◆ What is being asked
Repeat all of the records verbatim.

◆ Dataset entries
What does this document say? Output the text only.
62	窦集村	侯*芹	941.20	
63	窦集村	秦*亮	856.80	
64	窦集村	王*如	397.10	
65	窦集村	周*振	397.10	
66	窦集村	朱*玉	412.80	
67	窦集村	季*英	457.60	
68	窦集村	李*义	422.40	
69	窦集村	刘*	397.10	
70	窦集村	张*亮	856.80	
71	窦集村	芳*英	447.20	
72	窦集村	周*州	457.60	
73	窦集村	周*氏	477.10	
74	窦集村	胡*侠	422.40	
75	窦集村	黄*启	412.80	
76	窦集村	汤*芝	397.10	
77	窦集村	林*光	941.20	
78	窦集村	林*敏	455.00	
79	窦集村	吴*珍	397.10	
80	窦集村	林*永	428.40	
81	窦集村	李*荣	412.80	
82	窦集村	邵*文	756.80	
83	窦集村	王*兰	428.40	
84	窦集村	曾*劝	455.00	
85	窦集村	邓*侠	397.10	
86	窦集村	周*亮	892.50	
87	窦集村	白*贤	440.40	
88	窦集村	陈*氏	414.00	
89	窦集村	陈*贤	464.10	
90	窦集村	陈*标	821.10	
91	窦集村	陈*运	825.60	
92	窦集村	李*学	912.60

◆ Finished exercise
What does this document say? Output the text only.
62	窦集村	侯*芹	941.20	
63	窦集村	秦*亮	856.80	
64	窦集村	王*如	397.10	
65	窦集村	周*振	397.10	
66	窦集村	朱*玉	412.80	
67	窦集村	季*英	457.60	
68	窦集村	李*义	422.40	
69	窦集村	刘*	397.10	
70	窦集村	张*亮	856.80	
71	窦集村	芳*英	447.20	
72	窦集村	周*州	457.60	
73	窦集村	周*氏	477.10	
74	窦集村	胡*侠	422.40	
75	窦集村	黄*启	412.80	
76	窦集村	汤*芝	397.10	
77	窦集村	林*光	941.20	
78	窦集村	林*敏	455.00	
79	窦集村	吴*珍	397.10	
80	窦集村	林*永	428.40	
81	窦集村	李*荣	412.80	
82	窦集村	邵*文	756.80	
83	窦集村	王*兰	428.40	
84	窦集村	曾*劝	455.00	
85	窦集村	邓*侠	397.10	
86	窦集村	周*亮	892.50	
87	窦集村	白*贤	440.40	
88	窦集村	陈*氏	414.00	
89	窦集村	陈*贤	464.10	
90	窦集村	陈*标	821.10	
91	窦集村	陈*运	825.60	
92	窦集村	李*学	912.60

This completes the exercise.